• JOB: Lines that contain the string "chevron" are to be copied; leave out all others.

• RAW DATA:
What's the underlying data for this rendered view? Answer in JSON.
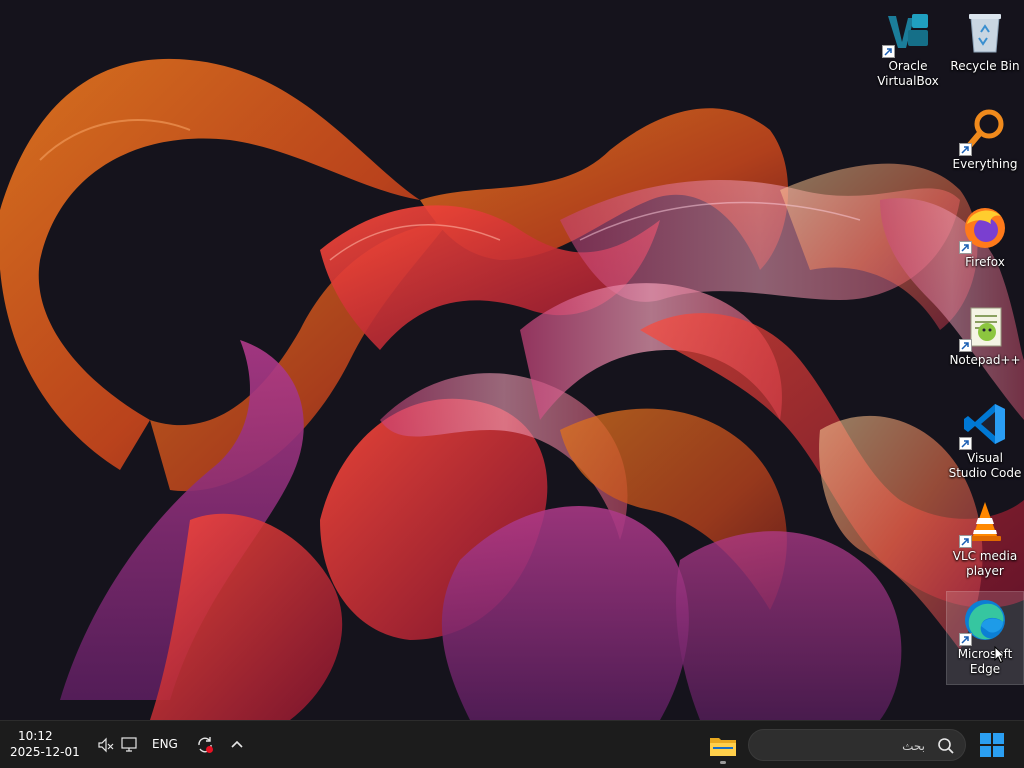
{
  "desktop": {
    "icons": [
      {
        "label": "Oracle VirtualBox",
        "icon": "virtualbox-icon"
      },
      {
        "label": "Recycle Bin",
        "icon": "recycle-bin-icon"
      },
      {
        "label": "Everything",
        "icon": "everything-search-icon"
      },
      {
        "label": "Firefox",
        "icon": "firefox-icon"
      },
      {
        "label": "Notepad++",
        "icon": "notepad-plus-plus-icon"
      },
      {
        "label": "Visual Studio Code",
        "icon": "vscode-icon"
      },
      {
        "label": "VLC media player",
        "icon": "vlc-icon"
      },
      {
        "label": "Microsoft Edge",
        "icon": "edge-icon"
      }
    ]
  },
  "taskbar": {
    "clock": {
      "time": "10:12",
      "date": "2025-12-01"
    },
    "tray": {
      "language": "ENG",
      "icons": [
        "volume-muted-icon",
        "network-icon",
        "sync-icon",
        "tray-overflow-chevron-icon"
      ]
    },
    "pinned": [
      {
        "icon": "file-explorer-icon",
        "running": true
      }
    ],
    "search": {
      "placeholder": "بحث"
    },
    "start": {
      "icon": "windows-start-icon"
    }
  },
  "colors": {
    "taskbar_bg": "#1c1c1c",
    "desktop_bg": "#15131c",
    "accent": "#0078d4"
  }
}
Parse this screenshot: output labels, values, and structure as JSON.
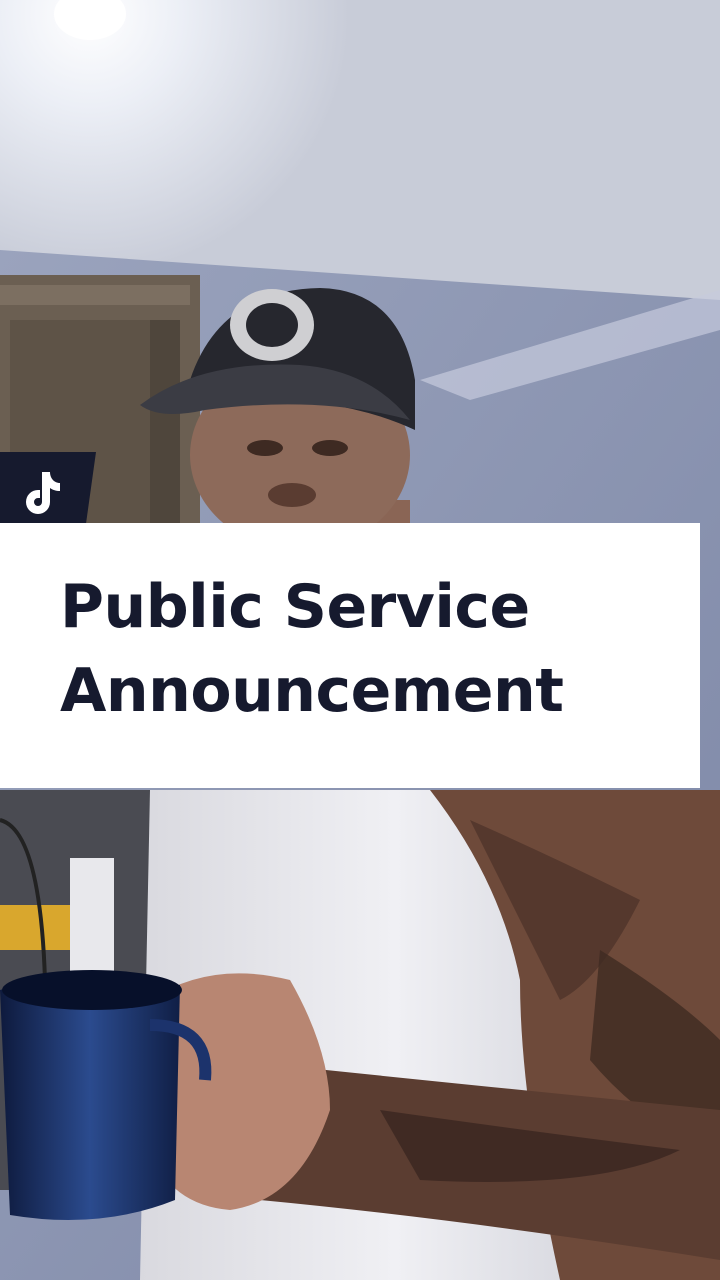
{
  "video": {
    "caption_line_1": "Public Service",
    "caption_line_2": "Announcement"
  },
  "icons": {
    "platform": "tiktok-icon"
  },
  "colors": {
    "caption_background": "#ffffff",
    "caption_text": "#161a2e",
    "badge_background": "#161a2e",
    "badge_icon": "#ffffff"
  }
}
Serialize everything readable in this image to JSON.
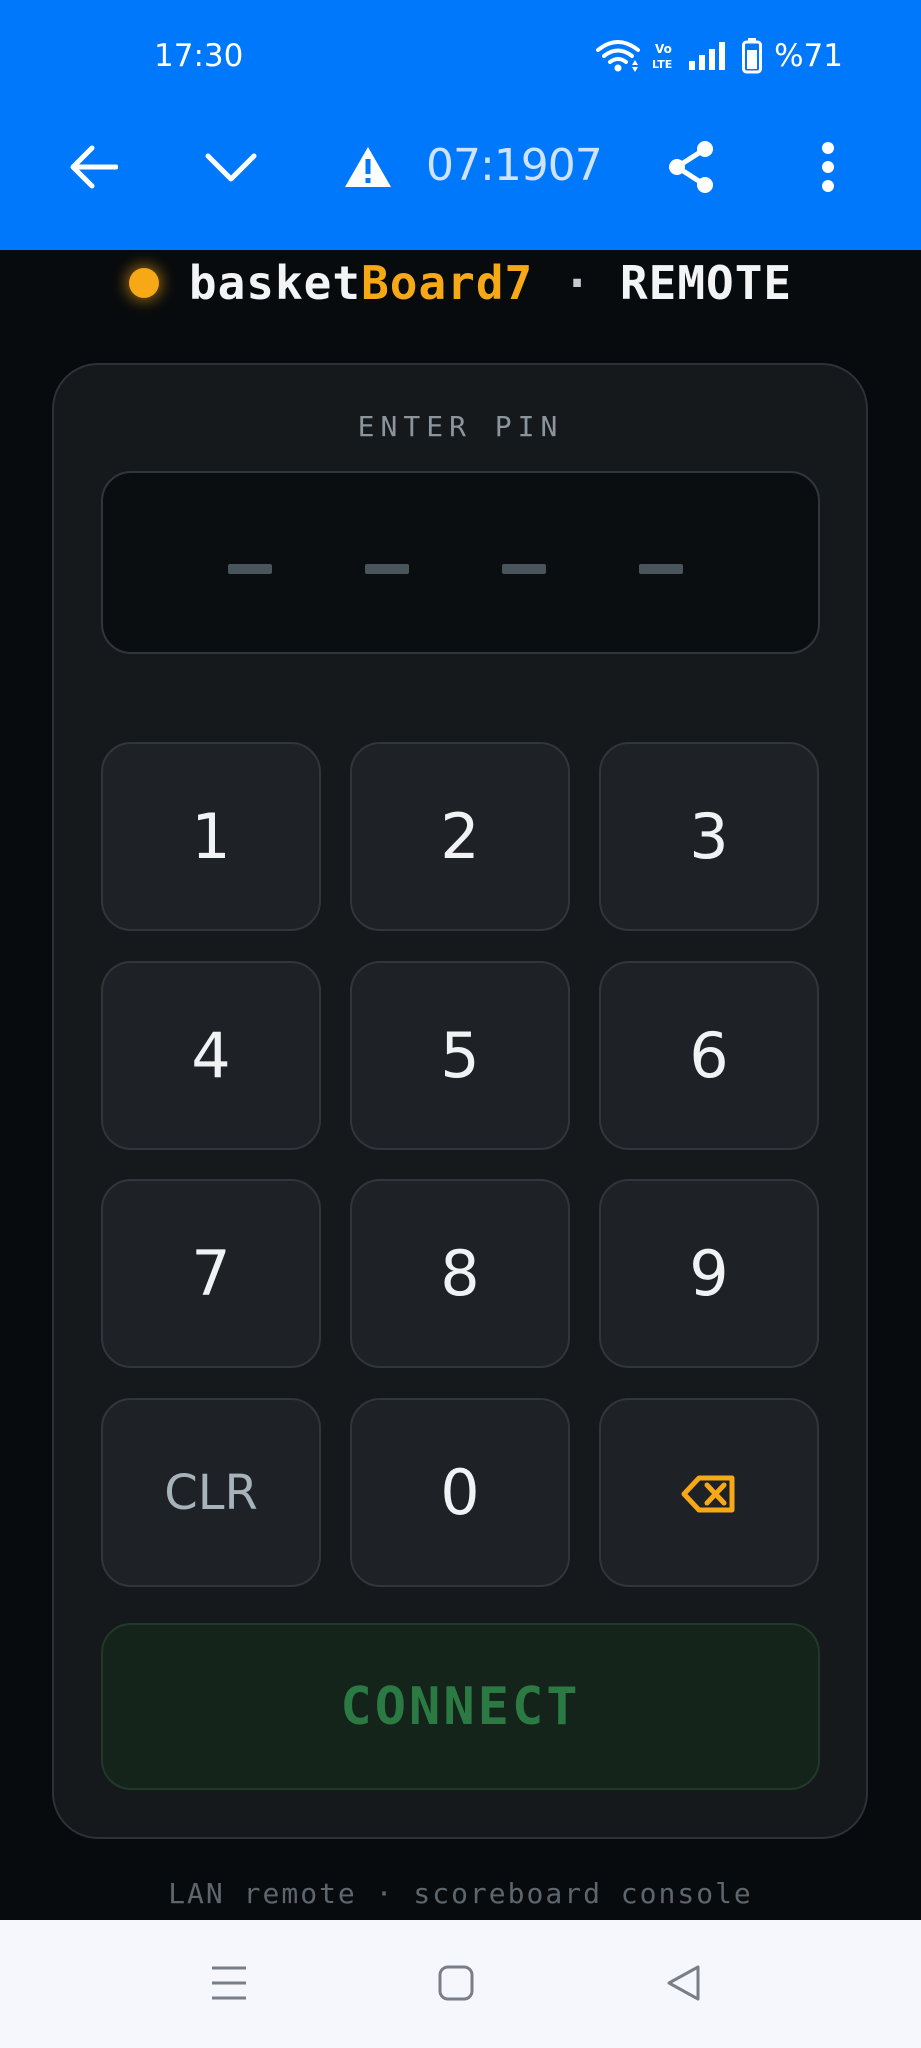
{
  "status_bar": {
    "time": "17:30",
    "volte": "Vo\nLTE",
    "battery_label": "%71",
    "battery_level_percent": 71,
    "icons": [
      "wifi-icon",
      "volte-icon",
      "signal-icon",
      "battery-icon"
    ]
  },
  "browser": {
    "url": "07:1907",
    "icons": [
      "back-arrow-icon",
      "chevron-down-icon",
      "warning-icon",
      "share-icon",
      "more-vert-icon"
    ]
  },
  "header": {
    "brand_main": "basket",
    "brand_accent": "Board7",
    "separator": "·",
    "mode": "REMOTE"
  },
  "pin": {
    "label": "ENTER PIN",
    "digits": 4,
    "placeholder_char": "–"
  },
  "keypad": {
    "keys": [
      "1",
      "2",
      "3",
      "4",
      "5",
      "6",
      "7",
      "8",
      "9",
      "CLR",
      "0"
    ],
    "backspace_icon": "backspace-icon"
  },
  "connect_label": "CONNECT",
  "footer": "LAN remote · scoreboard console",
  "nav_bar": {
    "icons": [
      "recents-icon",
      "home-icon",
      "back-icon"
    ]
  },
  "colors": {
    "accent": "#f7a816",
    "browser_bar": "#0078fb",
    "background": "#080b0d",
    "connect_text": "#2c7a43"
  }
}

* * *

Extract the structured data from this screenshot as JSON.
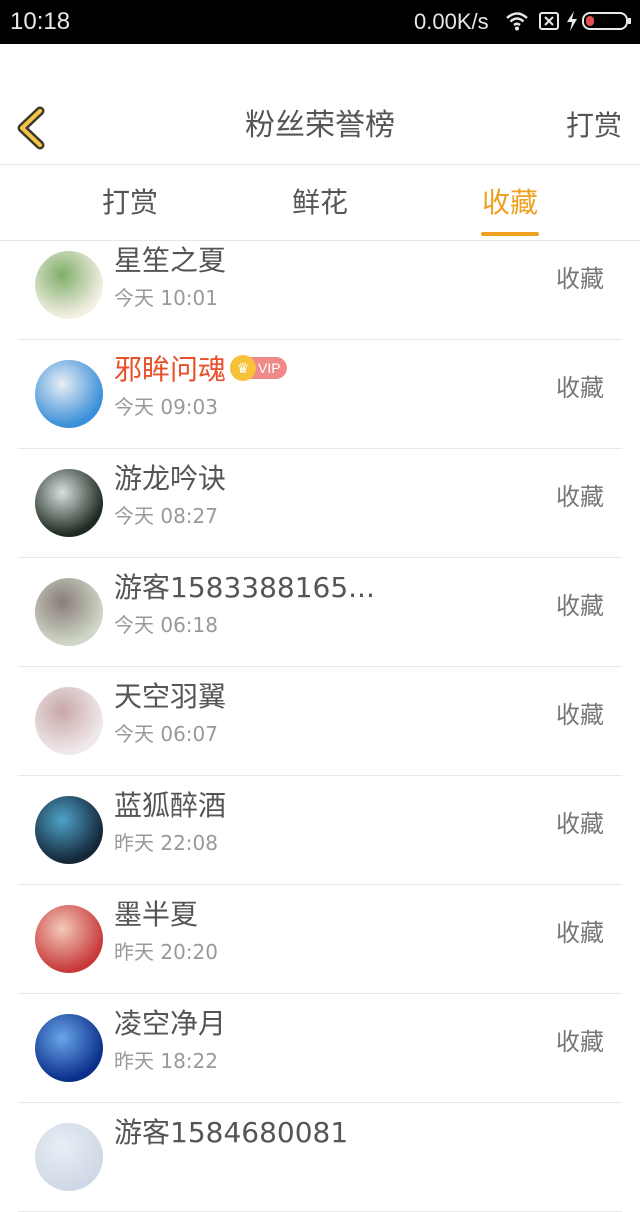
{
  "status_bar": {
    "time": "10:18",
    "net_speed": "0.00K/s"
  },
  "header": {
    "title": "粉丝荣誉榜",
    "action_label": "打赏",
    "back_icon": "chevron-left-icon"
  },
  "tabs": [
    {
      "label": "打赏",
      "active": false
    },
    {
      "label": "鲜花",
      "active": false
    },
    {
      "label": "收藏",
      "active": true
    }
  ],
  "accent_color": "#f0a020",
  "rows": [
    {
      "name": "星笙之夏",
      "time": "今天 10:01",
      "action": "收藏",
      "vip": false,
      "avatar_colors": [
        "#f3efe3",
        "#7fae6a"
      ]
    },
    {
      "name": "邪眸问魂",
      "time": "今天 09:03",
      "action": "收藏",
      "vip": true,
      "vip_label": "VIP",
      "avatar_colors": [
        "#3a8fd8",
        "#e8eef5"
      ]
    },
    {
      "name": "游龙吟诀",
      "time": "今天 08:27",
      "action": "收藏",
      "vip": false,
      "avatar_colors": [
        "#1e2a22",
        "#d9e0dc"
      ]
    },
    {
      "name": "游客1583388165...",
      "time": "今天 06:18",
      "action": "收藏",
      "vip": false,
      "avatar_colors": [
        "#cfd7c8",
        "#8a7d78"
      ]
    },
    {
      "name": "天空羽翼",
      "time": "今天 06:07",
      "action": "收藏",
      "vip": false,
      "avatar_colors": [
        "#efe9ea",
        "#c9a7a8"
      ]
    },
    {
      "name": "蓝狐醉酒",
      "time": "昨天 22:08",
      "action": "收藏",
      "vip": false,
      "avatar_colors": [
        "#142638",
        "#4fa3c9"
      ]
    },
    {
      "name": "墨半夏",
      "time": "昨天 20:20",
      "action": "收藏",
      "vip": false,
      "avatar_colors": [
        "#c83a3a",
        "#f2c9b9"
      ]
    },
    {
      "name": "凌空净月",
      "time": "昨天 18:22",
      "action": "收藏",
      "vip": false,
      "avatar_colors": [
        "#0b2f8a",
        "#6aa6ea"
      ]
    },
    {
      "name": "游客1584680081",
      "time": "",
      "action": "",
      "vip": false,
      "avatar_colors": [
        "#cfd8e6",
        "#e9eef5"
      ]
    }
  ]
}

...

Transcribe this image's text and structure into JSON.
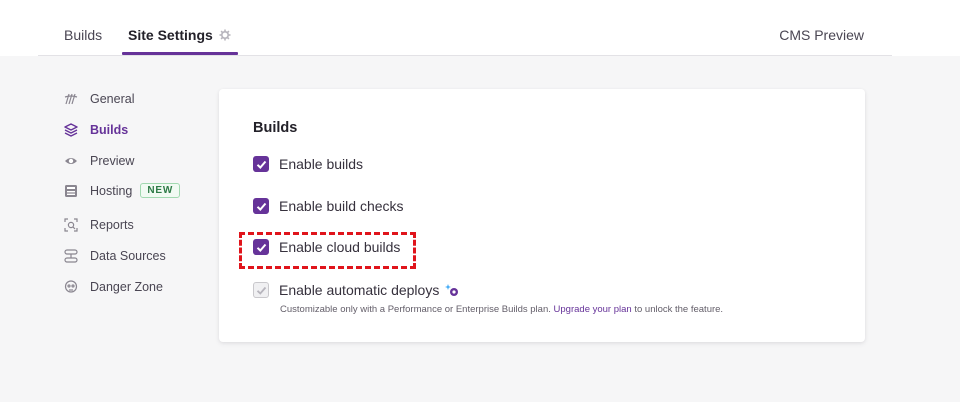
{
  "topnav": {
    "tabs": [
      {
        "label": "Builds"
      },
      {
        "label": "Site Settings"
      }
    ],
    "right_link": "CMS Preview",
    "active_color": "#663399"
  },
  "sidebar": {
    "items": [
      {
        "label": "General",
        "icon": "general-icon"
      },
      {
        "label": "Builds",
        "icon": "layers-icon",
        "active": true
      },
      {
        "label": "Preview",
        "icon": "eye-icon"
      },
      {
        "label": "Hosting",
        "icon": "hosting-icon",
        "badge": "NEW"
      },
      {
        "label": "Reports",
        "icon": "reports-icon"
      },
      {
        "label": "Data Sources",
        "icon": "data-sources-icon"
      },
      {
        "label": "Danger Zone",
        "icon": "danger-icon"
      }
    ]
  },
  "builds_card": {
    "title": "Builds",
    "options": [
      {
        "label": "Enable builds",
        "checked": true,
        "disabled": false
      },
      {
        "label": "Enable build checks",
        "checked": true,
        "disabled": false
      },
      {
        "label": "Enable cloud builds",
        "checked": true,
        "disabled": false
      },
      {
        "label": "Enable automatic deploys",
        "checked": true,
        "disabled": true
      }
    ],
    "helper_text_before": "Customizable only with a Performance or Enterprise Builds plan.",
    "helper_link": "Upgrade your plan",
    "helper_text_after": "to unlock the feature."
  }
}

• FINISHED ANSWER:
        "tray-overflow-chevron-icon"
      "chevron-down-icon",
    "back_icon": "chevron-left-icon"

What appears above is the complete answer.